[GOAL]
Provide the number of lines where the word "colors" occurs, and no other text.

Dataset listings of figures
════

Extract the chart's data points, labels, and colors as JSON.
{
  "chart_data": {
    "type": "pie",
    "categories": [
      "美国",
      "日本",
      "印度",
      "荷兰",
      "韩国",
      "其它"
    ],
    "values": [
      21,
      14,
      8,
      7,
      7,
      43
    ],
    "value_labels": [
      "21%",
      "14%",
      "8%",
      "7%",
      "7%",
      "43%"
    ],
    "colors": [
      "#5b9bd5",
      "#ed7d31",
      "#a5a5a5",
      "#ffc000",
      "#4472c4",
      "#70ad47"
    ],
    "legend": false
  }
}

════

[OUTPUT OF THE TASK]
2